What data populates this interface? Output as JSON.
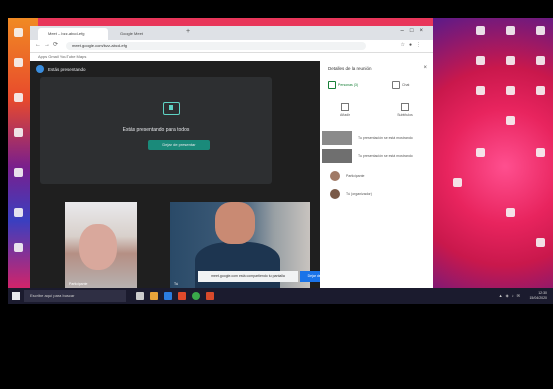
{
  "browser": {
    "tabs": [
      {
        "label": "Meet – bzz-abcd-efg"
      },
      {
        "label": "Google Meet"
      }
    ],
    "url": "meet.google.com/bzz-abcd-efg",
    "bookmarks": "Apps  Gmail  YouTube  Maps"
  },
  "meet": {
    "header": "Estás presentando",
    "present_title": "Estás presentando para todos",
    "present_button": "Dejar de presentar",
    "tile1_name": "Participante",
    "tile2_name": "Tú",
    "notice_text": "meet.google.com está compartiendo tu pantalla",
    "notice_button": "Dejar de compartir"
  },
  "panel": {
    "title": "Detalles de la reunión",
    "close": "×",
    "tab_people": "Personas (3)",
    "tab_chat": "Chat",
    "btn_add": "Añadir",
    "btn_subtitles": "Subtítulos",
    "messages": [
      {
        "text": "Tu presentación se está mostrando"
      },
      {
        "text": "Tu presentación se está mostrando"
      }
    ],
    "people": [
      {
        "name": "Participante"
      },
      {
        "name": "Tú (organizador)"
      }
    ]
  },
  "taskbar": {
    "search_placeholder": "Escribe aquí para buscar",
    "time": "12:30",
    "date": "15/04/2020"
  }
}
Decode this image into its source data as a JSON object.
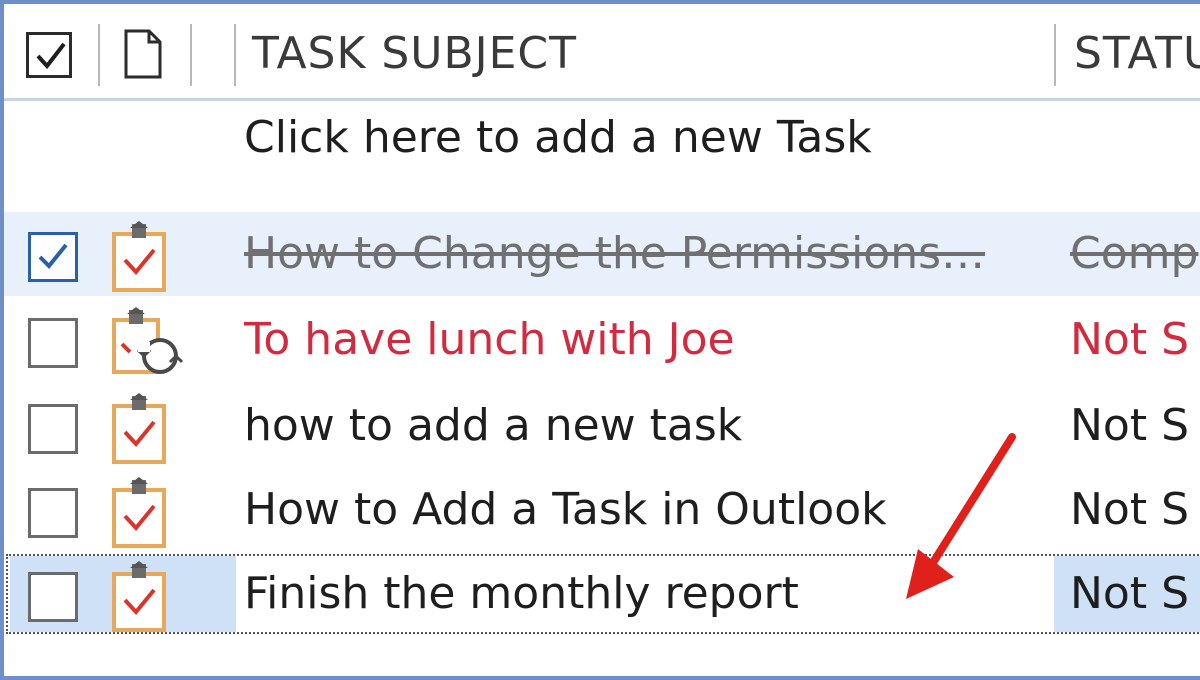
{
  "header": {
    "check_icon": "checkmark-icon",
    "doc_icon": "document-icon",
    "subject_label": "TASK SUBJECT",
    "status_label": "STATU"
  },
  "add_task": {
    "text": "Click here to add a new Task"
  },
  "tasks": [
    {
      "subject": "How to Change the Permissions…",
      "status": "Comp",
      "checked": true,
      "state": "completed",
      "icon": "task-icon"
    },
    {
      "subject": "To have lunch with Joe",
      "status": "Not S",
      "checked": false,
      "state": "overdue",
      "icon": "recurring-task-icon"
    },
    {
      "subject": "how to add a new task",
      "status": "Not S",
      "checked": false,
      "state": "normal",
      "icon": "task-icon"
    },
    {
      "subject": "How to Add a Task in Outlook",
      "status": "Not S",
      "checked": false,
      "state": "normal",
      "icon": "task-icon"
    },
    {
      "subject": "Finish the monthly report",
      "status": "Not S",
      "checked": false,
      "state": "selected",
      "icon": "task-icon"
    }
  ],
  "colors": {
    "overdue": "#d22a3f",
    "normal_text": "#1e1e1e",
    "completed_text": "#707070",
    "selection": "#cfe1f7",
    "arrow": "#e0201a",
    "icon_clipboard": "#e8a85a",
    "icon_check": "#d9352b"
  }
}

...

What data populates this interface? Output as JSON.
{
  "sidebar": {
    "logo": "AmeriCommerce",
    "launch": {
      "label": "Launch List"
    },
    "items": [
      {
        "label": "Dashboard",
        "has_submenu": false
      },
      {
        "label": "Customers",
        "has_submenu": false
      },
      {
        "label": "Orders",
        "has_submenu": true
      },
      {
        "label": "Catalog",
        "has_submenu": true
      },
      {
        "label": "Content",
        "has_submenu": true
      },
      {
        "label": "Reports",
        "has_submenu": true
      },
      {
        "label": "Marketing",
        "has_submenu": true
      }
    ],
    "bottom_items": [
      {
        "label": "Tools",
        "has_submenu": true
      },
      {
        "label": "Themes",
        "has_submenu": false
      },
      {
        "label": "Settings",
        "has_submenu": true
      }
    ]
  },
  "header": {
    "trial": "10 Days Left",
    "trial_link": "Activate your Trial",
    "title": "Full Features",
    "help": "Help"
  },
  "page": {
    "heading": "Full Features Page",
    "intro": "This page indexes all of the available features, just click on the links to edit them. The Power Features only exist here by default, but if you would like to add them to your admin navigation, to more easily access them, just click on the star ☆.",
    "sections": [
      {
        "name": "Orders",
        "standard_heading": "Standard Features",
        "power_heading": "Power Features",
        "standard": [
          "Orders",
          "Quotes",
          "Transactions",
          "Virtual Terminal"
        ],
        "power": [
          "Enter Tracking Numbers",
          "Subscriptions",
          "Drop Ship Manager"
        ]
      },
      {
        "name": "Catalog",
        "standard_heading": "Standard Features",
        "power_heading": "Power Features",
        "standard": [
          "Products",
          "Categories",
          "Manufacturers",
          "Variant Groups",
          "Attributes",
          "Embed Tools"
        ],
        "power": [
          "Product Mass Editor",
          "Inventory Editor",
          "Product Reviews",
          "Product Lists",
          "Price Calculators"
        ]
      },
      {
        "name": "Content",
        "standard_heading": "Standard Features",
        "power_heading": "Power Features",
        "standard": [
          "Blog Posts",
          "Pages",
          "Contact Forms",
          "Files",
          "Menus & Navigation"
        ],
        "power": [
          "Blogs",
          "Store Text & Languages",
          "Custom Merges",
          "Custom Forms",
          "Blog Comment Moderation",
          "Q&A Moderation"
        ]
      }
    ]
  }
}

**TO BE DONE**
Take every line from the data that contains the word "here".

**EXERCISE ANSWER**
    "text": "Click here to add a new Task"
    "intro": "This page indexes all of the available features, just click on the links to edit them. The Power Features only exist here by default, but if you would like to add them to your admin navigation, to more easily access them, just click on the star ☆.",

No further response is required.